[Extracts from a graphics dataset]
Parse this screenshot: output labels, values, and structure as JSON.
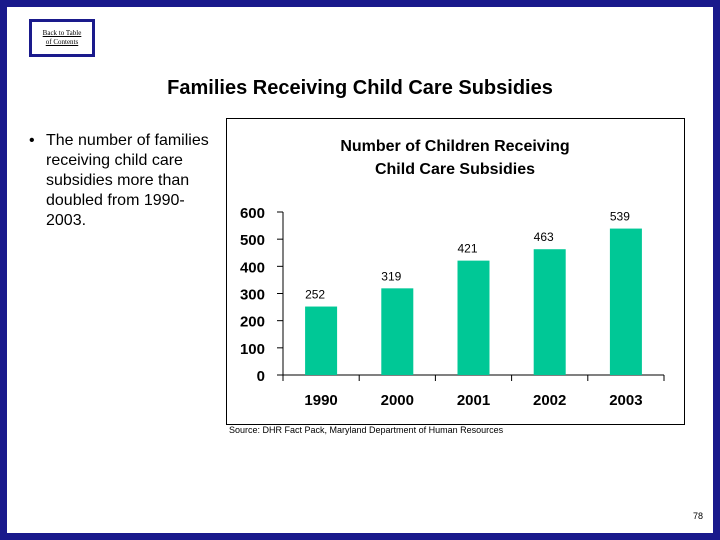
{
  "nav": {
    "back_line1": "Back to Table",
    "back_line2": "of Contents"
  },
  "slide_title": "Families Receiving Child Care Subsidies",
  "bullet": {
    "marker": "•",
    "text": "The number of families receiving child care subsidies more than doubled from 1990-2003."
  },
  "chart_data": {
    "type": "bar",
    "title_line1": "Number of Children Receiving",
    "title_line2": "Child Care Subsidies",
    "categories": [
      "1990",
      "2000",
      "2001",
      "2002",
      "2003"
    ],
    "values": [
      252,
      319,
      421,
      463,
      539
    ],
    "value_labels": [
      "252",
      "319",
      "421",
      "463",
      "539"
    ],
    "yticks": [
      0,
      100,
      200,
      300,
      400,
      500,
      600
    ],
    "ylim": [
      0,
      600
    ],
    "bar_color": "#00c896",
    "xlabel": "",
    "ylabel": ""
  },
  "source": "Source: DHR Fact Pack, Maryland Department of Human Resources",
  "page_number": "78"
}
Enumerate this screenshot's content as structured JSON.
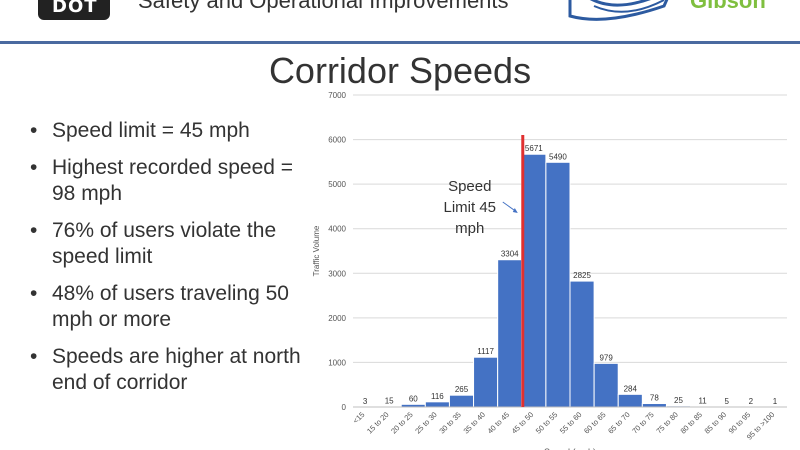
{
  "header": {
    "logo_text": "DOT",
    "title": "Safety and Operational Improvements",
    "partner_logo": "Gibson"
  },
  "slide": {
    "title": "Corridor Speeds",
    "bullets": [
      "Speed limit = 45 mph",
      "Highest recorded speed = 98 mph",
      "76% of users violate the speed limit",
      "48% of users traveling 50 mph or more",
      "Speeds are higher at north end of corridor"
    ]
  },
  "colors": {
    "bar": "#4472c4",
    "limit_line": "#e03030",
    "rule": "#4a6aa0"
  },
  "chart_data": {
    "type": "bar",
    "categories": [
      "<15",
      "15 to 20",
      "20 to 25",
      "25 to 30",
      "30 to 35",
      "35 to 40",
      "40 to 45",
      "45 to 50",
      "50 to 55",
      "55 to 60",
      "60 to 65",
      "65 to 70",
      "70 to 75",
      "75 to 80",
      "80 to 85",
      "85 to 90",
      "90 to 95",
      "95 to >100"
    ],
    "values": [
      3,
      15,
      60,
      116,
      265,
      1117,
      3304,
      5671,
      5490,
      2825,
      979,
      284,
      78,
      25,
      11,
      5,
      2,
      1
    ],
    "ylim": [
      0,
      7000
    ],
    "yticks": [
      0,
      1000,
      2000,
      3000,
      4000,
      5000,
      6000,
      7000
    ],
    "ylabel": "Traffic Volume",
    "xlabel": "Speed (mph)",
    "data_labels": true,
    "grid": "horizontal",
    "annotation": {
      "text": [
        "Speed",
        "Limit 45",
        "mph"
      ],
      "limit_value": 45
    }
  }
}
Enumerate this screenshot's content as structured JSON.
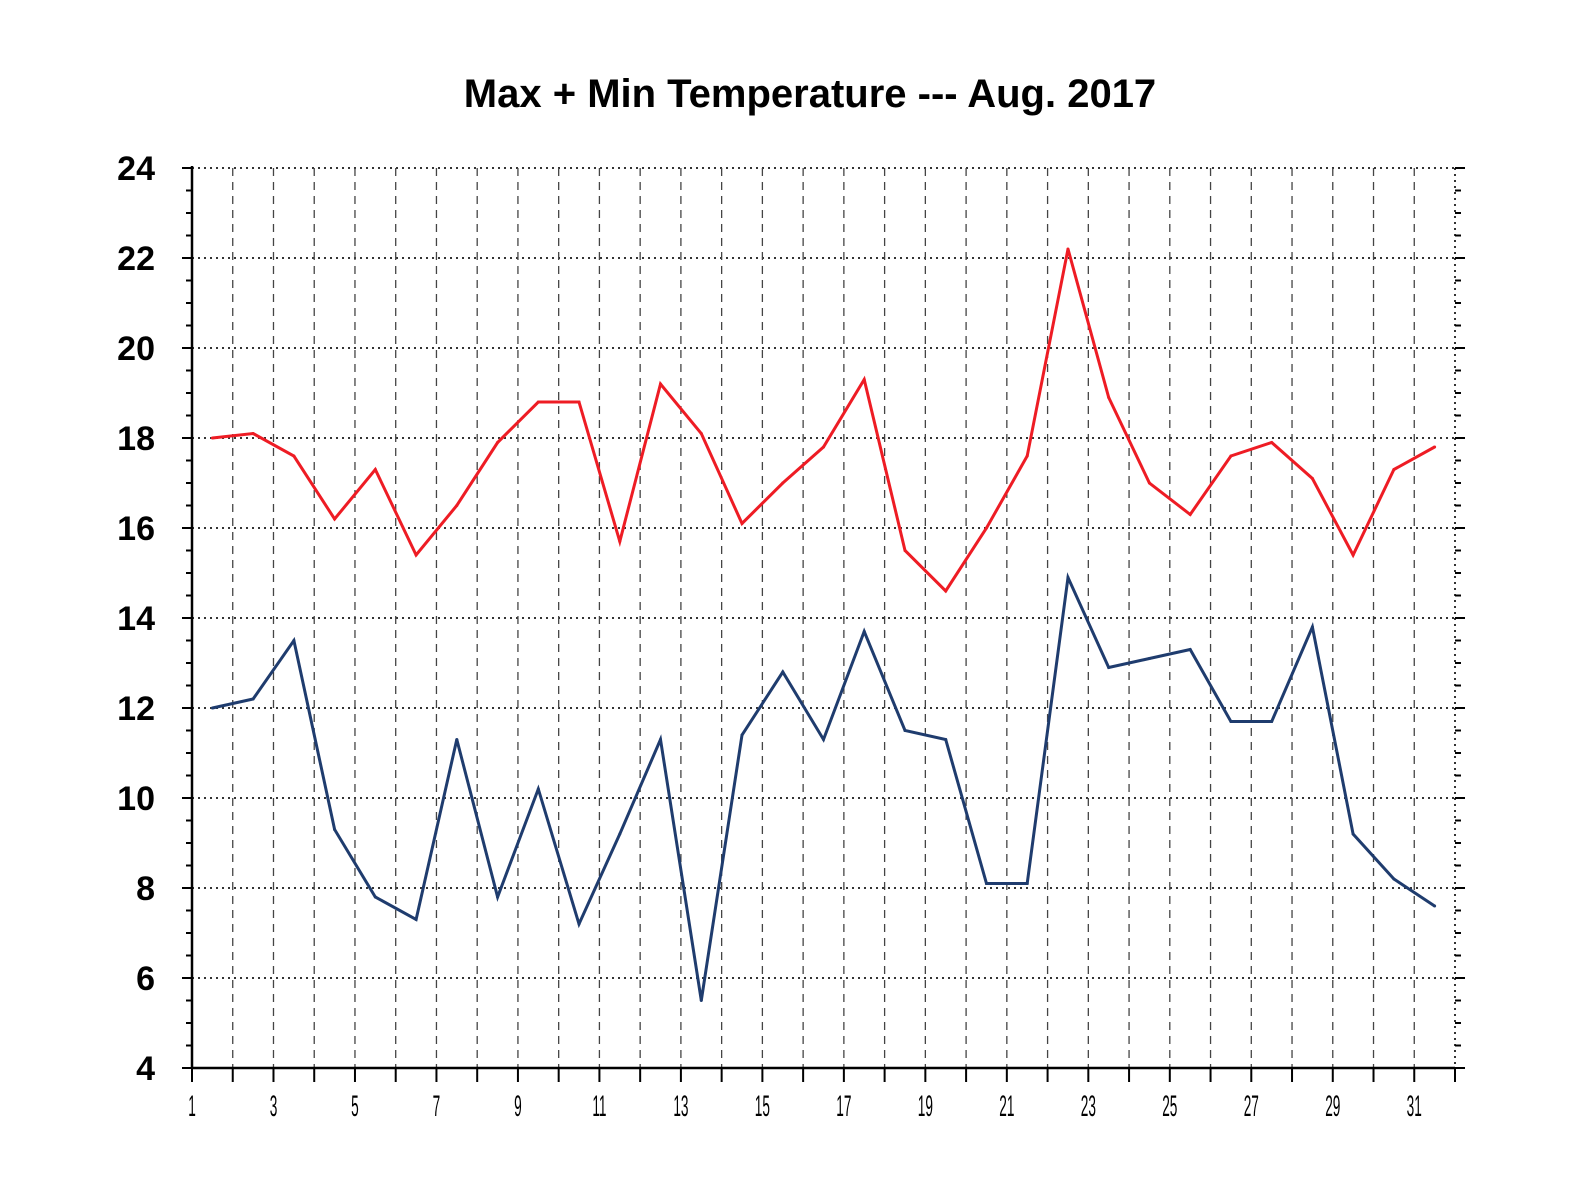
{
  "chart_data": {
    "type": "line",
    "title": "Max + Min Temperature --- Aug. 2017",
    "xlabel": "",
    "ylabel": "",
    "ylim": [
      4,
      24
    ],
    "yticks": [
      4,
      6,
      8,
      10,
      12,
      14,
      16,
      18,
      20,
      22,
      24
    ],
    "xlim": [
      1,
      32
    ],
    "xticks": [
      1,
      3,
      5,
      7,
      9,
      11,
      13,
      15,
      17,
      19,
      21,
      23,
      25,
      27,
      29,
      31
    ],
    "grid": true,
    "x": [
      1.5,
      2.5,
      3.5,
      4.5,
      5.5,
      6.5,
      7.5,
      8.5,
      9.5,
      10.5,
      11.5,
      12.5,
      13.5,
      14.5,
      15.5,
      16.5,
      17.5,
      18.5,
      19.5,
      20.5,
      21.5,
      22.5,
      23.5,
      24.5,
      25.5,
      26.5,
      27.5,
      28.5,
      29.5,
      30.5,
      31.5
    ],
    "series": [
      {
        "color": "#ee1c24",
        "values": [
          18.0,
          18.1,
          17.6,
          16.2,
          17.3,
          15.4,
          16.5,
          17.9,
          18.8,
          18.8,
          15.7,
          19.2,
          18.1,
          16.1,
          17.0,
          17.8,
          19.3,
          15.5,
          14.6,
          16.0,
          17.6,
          22.2,
          18.9,
          17.0,
          16.3,
          17.6,
          17.9,
          17.1,
          15.4,
          17.3,
          17.8
        ]
      },
      {
        "color": "#1f3c6e",
        "values": [
          12.0,
          12.2,
          13.5,
          9.3,
          7.8,
          7.3,
          11.3,
          7.8,
          10.2,
          7.2,
          9.2,
          11.3,
          5.5,
          11.4,
          12.8,
          11.3,
          13.7,
          11.5,
          11.3,
          8.1,
          8.1,
          14.9,
          12.9,
          13.1,
          13.3,
          11.7,
          11.7,
          13.8,
          9.2,
          8.2,
          7.6
        ]
      }
    ]
  }
}
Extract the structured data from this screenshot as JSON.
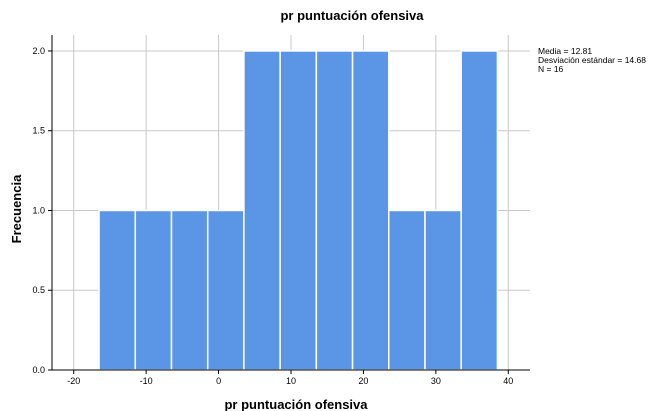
{
  "chart_data": {
    "type": "bar",
    "title": "pr puntuación ofensiva",
    "xlabel": "pr puntuación ofensiva",
    "ylabel": "Frecuencia",
    "bins": [
      {
        "start": -16.5,
        "end": -11.5,
        "count": 1
      },
      {
        "start": -11.5,
        "end": -6.5,
        "count": 1
      },
      {
        "start": -6.5,
        "end": -1.5,
        "count": 1
      },
      {
        "start": -1.5,
        "end": 3.5,
        "count": 1
      },
      {
        "start": 3.5,
        "end": 8.5,
        "count": 2
      },
      {
        "start": 8.5,
        "end": 13.5,
        "count": 2
      },
      {
        "start": 13.5,
        "end": 18.5,
        "count": 2
      },
      {
        "start": 18.5,
        "end": 23.5,
        "count": 2
      },
      {
        "start": 23.5,
        "end": 28.5,
        "count": 1
      },
      {
        "start": 28.5,
        "end": 33.5,
        "count": 1
      },
      {
        "start": 33.5,
        "end": 38.5,
        "count": 2
      }
    ],
    "xlim": [
      -23,
      43
    ],
    "ylim": [
      0,
      2.1
    ],
    "xticks": [
      "-20",
      "-10",
      "0",
      "10",
      "20",
      "30",
      "40"
    ],
    "yticks": [
      "0.0",
      "0.5",
      "1.0",
      "1.5",
      "2.0"
    ],
    "grid": true,
    "bar_color": "#5b96e6",
    "stats": {
      "media": "Media = 12.81",
      "desviacion": "Desviación estándar = 14.68",
      "n": "N = 16"
    }
  }
}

__WORK TO BE COMPLETED__.
What is the number of lines that contain "this"? Reply with that number alone.

__EXERCISE RESULT__.
4